-- Task brief --
Every record here should be printed again exactly.

-- Data shown --
....
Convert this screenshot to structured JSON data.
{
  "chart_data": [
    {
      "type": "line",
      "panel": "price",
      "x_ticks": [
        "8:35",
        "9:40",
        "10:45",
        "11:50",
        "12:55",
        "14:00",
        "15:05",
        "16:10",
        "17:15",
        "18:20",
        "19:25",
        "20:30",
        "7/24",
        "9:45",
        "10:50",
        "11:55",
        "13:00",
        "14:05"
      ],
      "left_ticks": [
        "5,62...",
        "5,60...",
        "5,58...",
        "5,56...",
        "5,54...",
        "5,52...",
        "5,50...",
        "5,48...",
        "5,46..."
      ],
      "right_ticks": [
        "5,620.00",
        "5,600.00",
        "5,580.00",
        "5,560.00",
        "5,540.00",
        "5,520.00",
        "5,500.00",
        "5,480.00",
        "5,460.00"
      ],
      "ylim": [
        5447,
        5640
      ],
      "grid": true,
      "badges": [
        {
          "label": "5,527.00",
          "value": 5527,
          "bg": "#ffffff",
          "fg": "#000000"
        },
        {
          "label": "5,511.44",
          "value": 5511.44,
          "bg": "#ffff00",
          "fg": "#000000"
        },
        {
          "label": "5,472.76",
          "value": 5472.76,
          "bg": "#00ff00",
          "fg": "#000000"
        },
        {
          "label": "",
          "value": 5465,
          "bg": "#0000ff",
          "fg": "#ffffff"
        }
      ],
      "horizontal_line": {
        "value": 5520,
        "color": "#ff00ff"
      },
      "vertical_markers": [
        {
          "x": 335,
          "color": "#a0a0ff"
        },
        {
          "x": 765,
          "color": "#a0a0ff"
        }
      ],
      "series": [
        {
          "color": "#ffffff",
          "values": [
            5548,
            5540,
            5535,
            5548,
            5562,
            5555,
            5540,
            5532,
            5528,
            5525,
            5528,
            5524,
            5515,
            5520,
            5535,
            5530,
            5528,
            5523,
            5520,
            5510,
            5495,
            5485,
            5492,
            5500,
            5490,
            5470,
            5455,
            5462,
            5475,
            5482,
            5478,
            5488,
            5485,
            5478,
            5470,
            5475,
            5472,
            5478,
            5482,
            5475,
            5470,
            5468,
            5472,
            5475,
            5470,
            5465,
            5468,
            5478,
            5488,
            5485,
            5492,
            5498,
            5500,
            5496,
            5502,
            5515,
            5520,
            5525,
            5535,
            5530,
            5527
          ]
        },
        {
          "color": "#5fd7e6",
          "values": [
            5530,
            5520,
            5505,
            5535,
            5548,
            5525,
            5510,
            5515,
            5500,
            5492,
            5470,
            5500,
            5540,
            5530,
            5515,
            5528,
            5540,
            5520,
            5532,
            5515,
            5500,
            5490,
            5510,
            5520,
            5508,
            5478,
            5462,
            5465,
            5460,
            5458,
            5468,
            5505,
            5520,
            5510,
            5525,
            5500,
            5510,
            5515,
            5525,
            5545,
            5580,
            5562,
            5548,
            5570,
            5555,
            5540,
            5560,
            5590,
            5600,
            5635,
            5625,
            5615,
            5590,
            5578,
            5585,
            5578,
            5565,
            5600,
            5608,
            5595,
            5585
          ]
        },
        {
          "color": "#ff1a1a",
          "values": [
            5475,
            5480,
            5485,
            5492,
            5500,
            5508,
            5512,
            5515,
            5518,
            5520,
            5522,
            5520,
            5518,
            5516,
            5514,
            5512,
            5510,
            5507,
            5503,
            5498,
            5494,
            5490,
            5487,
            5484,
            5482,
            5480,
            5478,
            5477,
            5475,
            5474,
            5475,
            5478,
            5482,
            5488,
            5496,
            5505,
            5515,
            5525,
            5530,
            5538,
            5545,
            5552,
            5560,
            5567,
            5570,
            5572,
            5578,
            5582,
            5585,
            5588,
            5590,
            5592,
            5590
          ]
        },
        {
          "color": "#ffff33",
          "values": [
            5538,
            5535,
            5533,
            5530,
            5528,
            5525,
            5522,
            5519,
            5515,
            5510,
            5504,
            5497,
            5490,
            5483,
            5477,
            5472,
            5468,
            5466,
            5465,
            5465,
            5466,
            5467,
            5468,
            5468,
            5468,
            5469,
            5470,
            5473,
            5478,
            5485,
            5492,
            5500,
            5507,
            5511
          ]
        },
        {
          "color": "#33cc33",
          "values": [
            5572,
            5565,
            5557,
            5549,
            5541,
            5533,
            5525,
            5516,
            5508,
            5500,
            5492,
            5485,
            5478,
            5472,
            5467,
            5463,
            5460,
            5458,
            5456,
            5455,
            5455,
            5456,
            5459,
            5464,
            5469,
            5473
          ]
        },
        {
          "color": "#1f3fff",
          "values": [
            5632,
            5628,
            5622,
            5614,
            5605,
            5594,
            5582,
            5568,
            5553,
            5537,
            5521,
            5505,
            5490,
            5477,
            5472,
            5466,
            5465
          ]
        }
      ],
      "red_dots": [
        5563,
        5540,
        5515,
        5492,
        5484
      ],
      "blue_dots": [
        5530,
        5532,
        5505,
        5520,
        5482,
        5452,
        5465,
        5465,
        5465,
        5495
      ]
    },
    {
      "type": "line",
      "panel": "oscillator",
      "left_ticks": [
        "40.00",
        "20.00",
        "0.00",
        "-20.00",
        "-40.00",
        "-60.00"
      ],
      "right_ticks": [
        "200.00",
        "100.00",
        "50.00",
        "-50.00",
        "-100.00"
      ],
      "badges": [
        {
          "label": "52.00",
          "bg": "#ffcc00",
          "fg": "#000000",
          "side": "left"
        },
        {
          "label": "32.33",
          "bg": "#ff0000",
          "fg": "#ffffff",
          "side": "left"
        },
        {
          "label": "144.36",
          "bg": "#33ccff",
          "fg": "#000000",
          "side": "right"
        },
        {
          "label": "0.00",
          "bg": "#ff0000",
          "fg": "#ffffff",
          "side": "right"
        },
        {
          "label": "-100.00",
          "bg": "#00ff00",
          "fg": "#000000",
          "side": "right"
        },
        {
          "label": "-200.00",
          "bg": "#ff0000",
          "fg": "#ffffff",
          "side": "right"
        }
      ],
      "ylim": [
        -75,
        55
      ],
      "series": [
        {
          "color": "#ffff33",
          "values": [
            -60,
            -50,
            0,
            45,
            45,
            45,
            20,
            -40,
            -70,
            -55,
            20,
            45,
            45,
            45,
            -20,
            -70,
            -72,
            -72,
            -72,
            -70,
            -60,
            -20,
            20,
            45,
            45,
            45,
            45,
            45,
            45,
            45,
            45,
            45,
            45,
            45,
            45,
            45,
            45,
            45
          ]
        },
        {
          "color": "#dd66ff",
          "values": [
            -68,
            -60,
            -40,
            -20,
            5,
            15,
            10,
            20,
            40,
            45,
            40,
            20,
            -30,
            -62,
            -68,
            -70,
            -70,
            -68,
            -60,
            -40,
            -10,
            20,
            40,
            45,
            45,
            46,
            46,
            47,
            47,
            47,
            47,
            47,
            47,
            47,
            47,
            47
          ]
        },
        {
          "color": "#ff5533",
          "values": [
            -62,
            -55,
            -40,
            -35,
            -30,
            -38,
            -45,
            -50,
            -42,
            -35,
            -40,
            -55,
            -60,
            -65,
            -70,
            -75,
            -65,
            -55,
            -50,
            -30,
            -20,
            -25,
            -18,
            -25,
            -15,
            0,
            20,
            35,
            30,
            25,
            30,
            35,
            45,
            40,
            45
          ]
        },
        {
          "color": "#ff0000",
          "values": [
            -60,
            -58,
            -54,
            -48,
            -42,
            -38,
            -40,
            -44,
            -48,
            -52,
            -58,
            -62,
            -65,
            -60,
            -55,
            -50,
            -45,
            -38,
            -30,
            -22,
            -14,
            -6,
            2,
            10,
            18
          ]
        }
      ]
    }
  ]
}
....
-- Solved problem --
Convert this screenshot to structured JSON data.
{
  "chart_data": [
    {
      "type": "line",
      "panel": "price",
      "x_ticks": [
        "8:35",
        "9:40",
        "10:45",
        "11:50",
        "12:55",
        "14:00",
        "15:05",
        "16:10",
        "17:15",
        "18:20",
        "19:25",
        "20:30",
        "7/24",
        "9:45",
        "10:50",
        "11:55",
        "13:00",
        "14:05"
      ],
      "left_ticks": [
        "5,62...",
        "5,60...",
        "5,58...",
        "5,56...",
        "5,54...",
        "5,52...",
        "5,50...",
        "5,48...",
        "5,46..."
      ],
      "right_ticks": [
        "5,620.00",
        "5,600.00",
        "5,580.00",
        "5,560.00",
        "5,540.00",
        "5,520.00",
        "5,500.00",
        "5,480.00",
        "5,460.00"
      ],
      "ylim": [
        5447,
        5640
      ],
      "grid": true,
      "badges": [
        {
          "label": "5,527.00",
          "value": 5527,
          "bg": "#ffffff",
          "fg": "#000000"
        },
        {
          "label": "5,511.44",
          "value": 5511.44,
          "bg": "#ffff00",
          "fg": "#000000"
        },
        {
          "label": "5,472.76",
          "value": 5472.76,
          "bg": "#00ff00",
          "fg": "#000000"
        },
        {
          "label": "",
          "value": 5465,
          "bg": "#0000ff",
          "fg": "#ffffff"
        }
      ],
      "horizontal_line": {
        "value": 5520,
        "color": "#ff00ff"
      },
      "vertical_markers": [
        {
          "x": 335,
          "color": "#a0a0ff"
        },
        {
          "x": 765,
          "color": "#a0a0ff"
        }
      ],
      "series": [
        {
          "color": "#ffffff",
          "values": [
            5548,
            5540,
            5535,
            5548,
            5562,
            5555,
            5540,
            5532,
            5528,
            5525,
            5528,
            5524,
            5515,
            5520,
            5535,
            5530,
            5528,
            5523,
            5520,
            5510,
            5495,
            5485,
            5492,
            5500,
            5490,
            5470,
            5455,
            5462,
            5475,
            5482,
            5478,
            5488,
            5485,
            5478,
            5470,
            5475,
            5472,
            5478,
            5482,
            5475,
            5470,
            5468,
            5472,
            5475,
            5470,
            5465,
            5468,
            5478,
            5488,
            5485,
            5492,
            5498,
            5500,
            5496,
            5502,
            5515,
            5520,
            5525,
            5535,
            5530,
            5527
          ]
        },
        {
          "color": "#5fd7e6",
          "values": [
            5530,
            5520,
            5505,
            5535,
            5548,
            5525,
            5510,
            5515,
            5500,
            5492,
            5470,
            5500,
            5540,
            5530,
            5515,
            5528,
            5540,
            5520,
            5532,
            5515,
            5500,
            5490,
            5510,
            5520,
            5508,
            5478,
            5462,
            5465,
            5460,
            5458,
            5468,
            5505,
            5520,
            5510,
            5525,
            5500,
            5510,
            5515,
            5525,
            5545,
            5580,
            5562,
            5548,
            5570,
            5555,
            5540,
            5560,
            5590,
            5600,
            5635,
            5625,
            5615,
            5590,
            5578,
            5585,
            5578,
            5565,
            5600,
            5608,
            5595,
            5585
          ]
        },
        {
          "color": "#ff1a1a",
          "values": [
            5475,
            5480,
            5485,
            5492,
            5500,
            5508,
            5512,
            5515,
            5518,
            5520,
            5522,
            5520,
            5518,
            5516,
            5514,
            5512,
            5510,
            5507,
            5503,
            5498,
            5494,
            5490,
            5487,
            5484,
            5482,
            5480,
            5478,
            5477,
            5475,
            5474,
            5475,
            5478,
            5482,
            5488,
            5496,
            5505,
            5515,
            5525,
            5530,
            5538,
            5545,
            5552,
            5560,
            5567,
            5570,
            5572,
            5578,
            5582,
            5585,
            5588,
            5590,
            5592,
            5590
          ]
        },
        {
          "color": "#ffff33",
          "values": [
            5538,
            5535,
            5533,
            5530,
            5528,
            5525,
            5522,
            5519,
            5515,
            5510,
            5504,
            5497,
            5490,
            5483,
            5477,
            5472,
            5468,
            5466,
            5465,
            5465,
            5466,
            5467,
            5468,
            5468,
            5468,
            5469,
            5470,
            5473,
            5478,
            5485,
            5492,
            5500,
            5507,
            5511
          ]
        },
        {
          "color": "#33cc33",
          "values": [
            5572,
            5565,
            5557,
            5549,
            5541,
            5533,
            5525,
            5516,
            5508,
            5500,
            5492,
            5485,
            5478,
            5472,
            5467,
            5463,
            5460,
            5458,
            5456,
            5455,
            5455,
            5456,
            5459,
            5464,
            5469,
            5473
          ]
        },
        {
          "color": "#1f3fff",
          "values": [
            5632,
            5628,
            5622,
            5614,
            5605,
            5594,
            5582,
            5568,
            5553,
            5537,
            5521,
            5505,
            5490,
            5477,
            5472,
            5466,
            5465
          ]
        }
      ],
      "red_dots": [
        5563,
        5540,
        5515,
        5492,
        5484
      ],
      "blue_dots": [
        5530,
        5532,
        5505,
        5520,
        5482,
        5452,
        5465,
        5465,
        5465,
        5495
      ]
    },
    {
      "type": "line",
      "panel": "oscillator",
      "left_ticks": [
        "40.00",
        "20.00",
        "0.00",
        "-20.00",
        "-40.00",
        "-60.00"
      ],
      "right_ticks": [
        "200.00",
        "100.00",
        "50.00",
        "-50.00",
        "-100.00"
      ],
      "badges": [
        {
          "label": "52.00",
          "bg": "#ffcc00",
          "fg": "#000000",
          "side": "left"
        },
        {
          "label": "32.33",
          "bg": "#ff0000",
          "fg": "#ffffff",
          "side": "left"
        },
        {
          "label": "144.36",
          "bg": "#33ccff",
          "fg": "#000000",
          "side": "right"
        },
        {
          "label": "0.00",
          "bg": "#ff0000",
          "fg": "#ffffff",
          "side": "right"
        },
        {
          "label": "-100.00",
          "bg": "#00ff00",
          "fg": "#000000",
          "side": "right"
        },
        {
          "label": "-200.00",
          "bg": "#ff0000",
          "fg": "#ffffff",
          "side": "right"
        }
      ],
      "ylim": [
        -75,
        55
      ],
      "series": [
        {
          "color": "#ffff33",
          "values": [
            -60,
            -50,
            0,
            45,
            45,
            45,
            20,
            -40,
            -70,
            -55,
            20,
            45,
            45,
            45,
            -20,
            -70,
            -72,
            -72,
            -72,
            -70,
            -60,
            -20,
            20,
            45,
            45,
            45,
            45,
            45,
            45,
            45,
            45,
            45,
            45,
            45,
            45,
            45,
            45,
            45
          ]
        },
        {
          "color": "#dd66ff",
          "values": [
            -68,
            -60,
            -40,
            -20,
            5,
            15,
            10,
            20,
            40,
            45,
            40,
            20,
            -30,
            -62,
            -68,
            -70,
            -70,
            -68,
            -60,
            -40,
            -10,
            20,
            40,
            45,
            45,
            46,
            46,
            47,
            47,
            47,
            47,
            47,
            47,
            47,
            47,
            47
          ]
        },
        {
          "color": "#ff5533",
          "values": [
            -62,
            -55,
            -40,
            -35,
            -30,
            -38,
            -45,
            -50,
            -42,
            -35,
            -40,
            -55,
            -60,
            -65,
            -70,
            -75,
            -65,
            -55,
            -50,
            -30,
            -20,
            -25,
            -18,
            -25,
            -15,
            0,
            20,
            35,
            30,
            25,
            30,
            35,
            45,
            40,
            45
          ]
        },
        {
          "color": "#ff0000",
          "values": [
            -60,
            -58,
            -54,
            -48,
            -42,
            -38,
            -40,
            -44,
            -48,
            -52,
            -58,
            -62,
            -65,
            -60,
            -55,
            -50,
            -45,
            -38,
            -30,
            -22,
            -14,
            -6,
            2,
            10,
            18
          ]
        }
      ]
    }
  ]
}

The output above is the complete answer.